Items from a figure collection:
+ + + +
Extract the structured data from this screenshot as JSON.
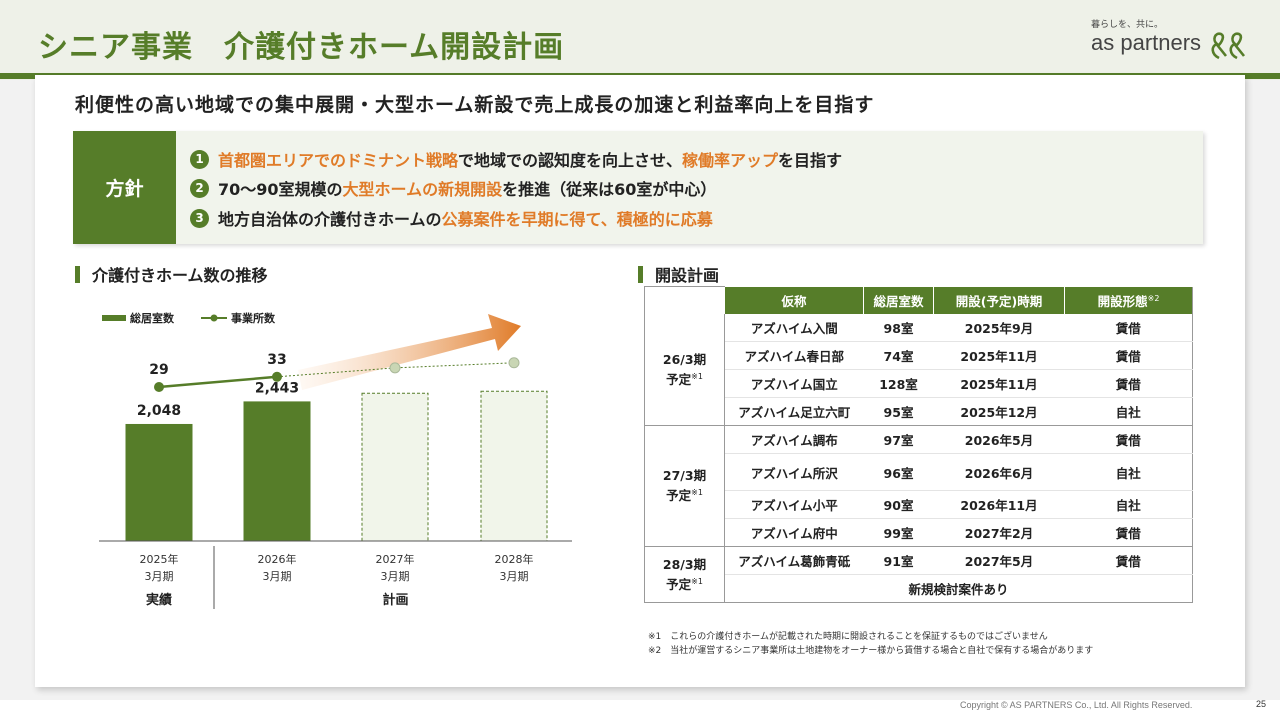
{
  "header": {
    "title": "シニア事業　介護付きホーム開設計画",
    "logo_tagline": "暮らしを、共に。",
    "logo_name": "as partners",
    "brand_color": "#567d29",
    "accent_color": "#e07b28"
  },
  "headline": "利便性の高い地域での集中展開・大型ホーム新設で売上成長の加速と利益率向上を目指す",
  "policy": {
    "label": "方針",
    "items": [
      {
        "num": "1",
        "parts": [
          {
            "t": "首都圏エリアでのドミナント戦略",
            "hl": true
          },
          {
            "t": "で地域での認知度を向上させ、",
            "hl": false
          },
          {
            "t": "稼働率アップ",
            "hl": true
          },
          {
            "t": "を目指す",
            "hl": false
          }
        ]
      },
      {
        "num": "2",
        "parts": [
          {
            "t": "70～90室規模の",
            "hl": false
          },
          {
            "t": "大型ホームの新規開設",
            "hl": true
          },
          {
            "t": "を推進（従来は60室が中心）",
            "hl": false
          }
        ]
      },
      {
        "num": "3",
        "parts": [
          {
            "t": "地方自治体の介護付きホームの",
            "hl": false
          },
          {
            "t": "公募案件を早期に得て、積極的に応募",
            "hl": true
          }
        ]
      }
    ]
  },
  "left_section": {
    "title": "介護付きホーム数の推移"
  },
  "chart_data": {
    "type": "bar",
    "categories": [
      "2025年\n3月期",
      "2026年\n3月期",
      "2027年\n3月期",
      "2028年\n3月期"
    ],
    "category_lines": [
      [
        "2025年",
        "3月期"
      ],
      [
        "2026年",
        "3月期"
      ],
      [
        "2027年",
        "3月期"
      ],
      [
        "2028年",
        "3月期"
      ]
    ],
    "series": [
      {
        "name": "総居室数",
        "type": "bar",
        "values": [
          2048,
          2443,
          null,
          null
        ],
        "labels": [
          "2,048",
          "2,443",
          "",
          ""
        ],
        "plan_values_unlabeled": [
          2585,
          2620
        ]
      },
      {
        "name": "事業所数",
        "type": "line",
        "values": [
          29,
          33,
          null,
          null
        ],
        "labels": [
          "29",
          "33",
          "",
          ""
        ],
        "plan_values_unlabeled": [
          36.5,
          38.5
        ]
      }
    ],
    "groups": [
      {
        "label": "実績",
        "span": [
          0,
          0
        ]
      },
      {
        "label": "計画",
        "span": [
          1,
          3
        ]
      }
    ],
    "legend": "top-left",
    "bar_ylim": [
      0,
      3500
    ],
    "line_ylim": [
      0,
      60
    ]
  },
  "right_section": {
    "title": "開設計画"
  },
  "table": {
    "headers": [
      "仮称",
      "総居室数",
      "開設(予定)時期",
      "開設形態"
    ],
    "header_sup": "※2",
    "groups": [
      {
        "period": "26/3期",
        "suffix": "予定",
        "sup": "※1",
        "rows": [
          [
            "アズハイム入間",
            "98室",
            "2025年9月",
            "賃借"
          ],
          [
            "アズハイム春日部",
            "74室",
            "2025年11月",
            "賃借"
          ],
          [
            "アズハイム国立",
            "128室",
            "2025年11月",
            "賃借"
          ],
          [
            "アズハイム足立六町",
            "95室",
            "2025年12月",
            "自社"
          ]
        ]
      },
      {
        "period": "27/3期",
        "suffix": "予定",
        "sup": "※1",
        "rows": [
          [
            "アズハイム調布",
            "97室",
            "2026年5月",
            "賃借"
          ],
          [
            "アズハイム所沢",
            "96室",
            "2026年6月",
            "自社"
          ],
          [
            "アズハイム小平",
            "90室",
            "2026年11月",
            "自社"
          ],
          [
            "アズハイム府中",
            "99室",
            "2027年2月",
            "賃借"
          ]
        ]
      },
      {
        "period": "28/3期",
        "suffix": "予定",
        "sup": "※1",
        "rows": [
          [
            "アズハイム葛飾青砥",
            "91室",
            "2027年5月",
            "賃借"
          ]
        ],
        "note": "新規検討案件あり"
      }
    ]
  },
  "notes": [
    "※1　これらの介護付きホームが記載された時期に開設されることを保証するものではございません",
    "※2　当社が運営するシニア事業所は土地建物をオーナー様から賃借する場合と自社で保有する場合があります"
  ],
  "footer": {
    "copyright": "Copyright © AS PARTNERS Co., Ltd. All Rights Reserved.",
    "page": "25"
  }
}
+ + + +
◆ YOUR TASK: In the records above, locate the lines holding the word "title". Copy each of them.

◆ SOLUTION TO THIS EXERCISE:
    "title": "シニア事業　介護付きホーム開設計画",
    "title": "介護付きホーム数の推移"
    "title": "開設計画"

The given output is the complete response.